## Exercise requirements
Locate the word "SGSST" in the material, then show every line that holds it.

## Items

--- Begin ---

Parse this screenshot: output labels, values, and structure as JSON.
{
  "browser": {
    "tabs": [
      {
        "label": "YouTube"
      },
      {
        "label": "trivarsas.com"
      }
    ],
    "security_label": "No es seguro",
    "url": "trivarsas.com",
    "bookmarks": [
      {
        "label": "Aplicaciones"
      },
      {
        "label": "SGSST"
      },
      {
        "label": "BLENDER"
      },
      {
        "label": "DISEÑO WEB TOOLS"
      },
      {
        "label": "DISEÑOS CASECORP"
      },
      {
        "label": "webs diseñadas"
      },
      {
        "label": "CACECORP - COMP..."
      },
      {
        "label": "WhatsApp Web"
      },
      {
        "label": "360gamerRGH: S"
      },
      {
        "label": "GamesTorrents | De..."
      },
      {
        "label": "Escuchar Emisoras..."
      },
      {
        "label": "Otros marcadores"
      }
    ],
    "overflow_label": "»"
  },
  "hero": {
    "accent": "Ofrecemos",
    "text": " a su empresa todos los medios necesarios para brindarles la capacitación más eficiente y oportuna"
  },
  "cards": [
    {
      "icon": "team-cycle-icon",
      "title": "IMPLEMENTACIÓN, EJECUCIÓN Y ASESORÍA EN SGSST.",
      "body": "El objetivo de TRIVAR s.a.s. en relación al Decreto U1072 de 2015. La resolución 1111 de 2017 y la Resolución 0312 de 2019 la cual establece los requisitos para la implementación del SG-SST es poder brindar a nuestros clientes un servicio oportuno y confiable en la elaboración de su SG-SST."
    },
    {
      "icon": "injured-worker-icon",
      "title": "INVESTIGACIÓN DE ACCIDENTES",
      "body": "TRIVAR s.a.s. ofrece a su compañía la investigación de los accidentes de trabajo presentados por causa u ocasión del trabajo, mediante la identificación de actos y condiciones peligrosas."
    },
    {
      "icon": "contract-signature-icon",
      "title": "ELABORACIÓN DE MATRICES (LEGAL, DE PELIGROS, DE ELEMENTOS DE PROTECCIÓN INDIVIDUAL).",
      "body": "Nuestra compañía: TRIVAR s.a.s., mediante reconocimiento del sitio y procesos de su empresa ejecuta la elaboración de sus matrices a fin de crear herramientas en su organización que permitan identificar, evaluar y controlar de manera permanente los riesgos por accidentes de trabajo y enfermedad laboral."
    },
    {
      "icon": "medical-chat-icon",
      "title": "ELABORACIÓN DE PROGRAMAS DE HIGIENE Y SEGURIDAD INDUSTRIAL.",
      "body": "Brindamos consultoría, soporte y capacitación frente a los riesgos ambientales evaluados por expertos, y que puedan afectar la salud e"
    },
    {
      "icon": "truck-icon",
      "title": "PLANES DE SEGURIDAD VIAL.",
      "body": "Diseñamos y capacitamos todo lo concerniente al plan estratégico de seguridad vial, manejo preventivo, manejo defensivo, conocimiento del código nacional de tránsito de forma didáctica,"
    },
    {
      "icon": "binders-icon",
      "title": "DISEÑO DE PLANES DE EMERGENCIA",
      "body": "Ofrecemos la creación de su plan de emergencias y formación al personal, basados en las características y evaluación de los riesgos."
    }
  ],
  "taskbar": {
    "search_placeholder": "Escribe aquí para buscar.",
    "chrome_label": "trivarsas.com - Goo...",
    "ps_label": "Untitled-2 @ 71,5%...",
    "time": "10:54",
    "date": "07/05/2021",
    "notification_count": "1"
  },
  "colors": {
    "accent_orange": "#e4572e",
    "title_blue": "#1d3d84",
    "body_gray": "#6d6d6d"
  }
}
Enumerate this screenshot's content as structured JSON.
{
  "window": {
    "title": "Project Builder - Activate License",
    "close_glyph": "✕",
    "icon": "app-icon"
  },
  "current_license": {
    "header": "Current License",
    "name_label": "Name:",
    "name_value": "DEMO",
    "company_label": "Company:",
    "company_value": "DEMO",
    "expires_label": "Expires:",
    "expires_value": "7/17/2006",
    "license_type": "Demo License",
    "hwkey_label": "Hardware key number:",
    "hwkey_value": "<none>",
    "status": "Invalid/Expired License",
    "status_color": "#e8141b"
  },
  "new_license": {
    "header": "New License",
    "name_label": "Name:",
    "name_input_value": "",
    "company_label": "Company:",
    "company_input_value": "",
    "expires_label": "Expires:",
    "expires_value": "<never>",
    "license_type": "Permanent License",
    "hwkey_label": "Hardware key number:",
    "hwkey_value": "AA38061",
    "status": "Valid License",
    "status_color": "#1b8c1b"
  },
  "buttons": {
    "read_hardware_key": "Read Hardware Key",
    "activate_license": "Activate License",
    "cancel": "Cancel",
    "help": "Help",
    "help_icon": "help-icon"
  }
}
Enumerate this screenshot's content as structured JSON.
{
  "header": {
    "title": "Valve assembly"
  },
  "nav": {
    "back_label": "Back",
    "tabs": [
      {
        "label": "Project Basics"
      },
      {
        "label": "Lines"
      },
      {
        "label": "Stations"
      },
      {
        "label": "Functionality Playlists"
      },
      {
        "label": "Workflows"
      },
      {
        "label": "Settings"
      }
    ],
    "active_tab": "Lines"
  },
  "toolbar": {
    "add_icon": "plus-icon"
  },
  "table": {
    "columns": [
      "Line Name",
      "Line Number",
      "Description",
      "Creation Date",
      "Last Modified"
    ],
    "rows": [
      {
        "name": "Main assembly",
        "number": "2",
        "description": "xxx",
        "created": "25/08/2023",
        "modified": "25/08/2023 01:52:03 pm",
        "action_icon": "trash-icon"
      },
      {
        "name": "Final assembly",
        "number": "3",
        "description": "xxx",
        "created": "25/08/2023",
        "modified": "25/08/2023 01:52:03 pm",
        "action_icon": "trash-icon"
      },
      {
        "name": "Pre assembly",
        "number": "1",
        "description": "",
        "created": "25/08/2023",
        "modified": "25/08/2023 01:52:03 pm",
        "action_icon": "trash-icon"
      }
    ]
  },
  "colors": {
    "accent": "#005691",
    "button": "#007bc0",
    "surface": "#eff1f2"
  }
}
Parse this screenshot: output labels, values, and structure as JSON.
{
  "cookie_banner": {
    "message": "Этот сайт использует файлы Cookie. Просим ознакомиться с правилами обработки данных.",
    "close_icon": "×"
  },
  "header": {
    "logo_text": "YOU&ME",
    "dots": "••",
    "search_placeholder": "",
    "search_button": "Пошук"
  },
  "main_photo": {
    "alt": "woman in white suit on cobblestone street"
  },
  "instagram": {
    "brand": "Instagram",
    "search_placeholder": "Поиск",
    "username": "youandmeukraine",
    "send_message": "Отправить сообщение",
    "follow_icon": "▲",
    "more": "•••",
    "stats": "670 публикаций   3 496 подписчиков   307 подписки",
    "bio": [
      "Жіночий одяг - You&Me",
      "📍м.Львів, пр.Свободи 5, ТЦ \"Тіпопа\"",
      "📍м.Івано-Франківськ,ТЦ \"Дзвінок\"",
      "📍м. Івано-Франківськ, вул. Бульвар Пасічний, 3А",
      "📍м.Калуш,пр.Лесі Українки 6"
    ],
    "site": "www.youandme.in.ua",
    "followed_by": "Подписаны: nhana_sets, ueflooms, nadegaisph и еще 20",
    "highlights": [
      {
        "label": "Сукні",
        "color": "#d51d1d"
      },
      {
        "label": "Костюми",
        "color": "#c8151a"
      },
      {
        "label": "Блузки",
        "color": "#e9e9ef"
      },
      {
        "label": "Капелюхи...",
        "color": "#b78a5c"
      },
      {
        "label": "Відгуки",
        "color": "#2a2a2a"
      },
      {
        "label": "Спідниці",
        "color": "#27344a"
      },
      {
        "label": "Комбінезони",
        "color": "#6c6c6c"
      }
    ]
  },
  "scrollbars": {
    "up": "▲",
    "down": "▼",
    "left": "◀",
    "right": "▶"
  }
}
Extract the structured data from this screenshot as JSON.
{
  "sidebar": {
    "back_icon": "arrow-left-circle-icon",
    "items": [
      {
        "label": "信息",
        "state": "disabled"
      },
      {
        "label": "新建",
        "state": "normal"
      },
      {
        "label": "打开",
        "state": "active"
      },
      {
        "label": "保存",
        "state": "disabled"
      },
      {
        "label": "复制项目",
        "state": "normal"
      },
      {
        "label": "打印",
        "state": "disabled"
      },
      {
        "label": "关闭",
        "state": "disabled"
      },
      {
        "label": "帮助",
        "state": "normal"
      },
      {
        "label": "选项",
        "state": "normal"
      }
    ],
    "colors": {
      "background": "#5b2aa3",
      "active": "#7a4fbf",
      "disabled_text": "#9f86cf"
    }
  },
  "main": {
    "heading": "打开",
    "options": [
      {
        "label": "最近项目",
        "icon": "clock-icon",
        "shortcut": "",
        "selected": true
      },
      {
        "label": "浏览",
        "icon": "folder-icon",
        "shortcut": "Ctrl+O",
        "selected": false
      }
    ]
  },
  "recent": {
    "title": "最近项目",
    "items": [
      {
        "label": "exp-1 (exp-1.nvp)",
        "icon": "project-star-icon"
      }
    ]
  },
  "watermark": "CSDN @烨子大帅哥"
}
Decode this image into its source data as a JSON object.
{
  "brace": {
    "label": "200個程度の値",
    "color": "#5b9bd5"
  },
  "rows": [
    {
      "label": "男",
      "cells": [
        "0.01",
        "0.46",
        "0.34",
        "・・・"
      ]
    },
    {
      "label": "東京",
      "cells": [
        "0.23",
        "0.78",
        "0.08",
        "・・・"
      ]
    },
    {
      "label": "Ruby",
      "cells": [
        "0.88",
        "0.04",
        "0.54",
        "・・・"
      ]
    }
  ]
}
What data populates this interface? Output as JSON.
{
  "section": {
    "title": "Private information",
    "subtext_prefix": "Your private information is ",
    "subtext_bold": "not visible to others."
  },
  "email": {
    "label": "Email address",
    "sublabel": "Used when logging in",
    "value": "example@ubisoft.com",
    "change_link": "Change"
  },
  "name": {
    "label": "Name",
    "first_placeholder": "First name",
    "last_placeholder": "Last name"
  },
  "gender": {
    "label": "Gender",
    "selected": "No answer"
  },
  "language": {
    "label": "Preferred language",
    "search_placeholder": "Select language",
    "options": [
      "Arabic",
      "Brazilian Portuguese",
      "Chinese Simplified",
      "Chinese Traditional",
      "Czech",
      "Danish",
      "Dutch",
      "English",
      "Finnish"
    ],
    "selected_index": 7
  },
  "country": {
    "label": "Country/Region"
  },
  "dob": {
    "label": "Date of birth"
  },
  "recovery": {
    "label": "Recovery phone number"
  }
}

--- End ---

## Result of the task
        "label": "SGSST"
      "title": "IMPLEMENTACIÓN, EJECUCIÓN Y ASESORÍA EN SGSST.",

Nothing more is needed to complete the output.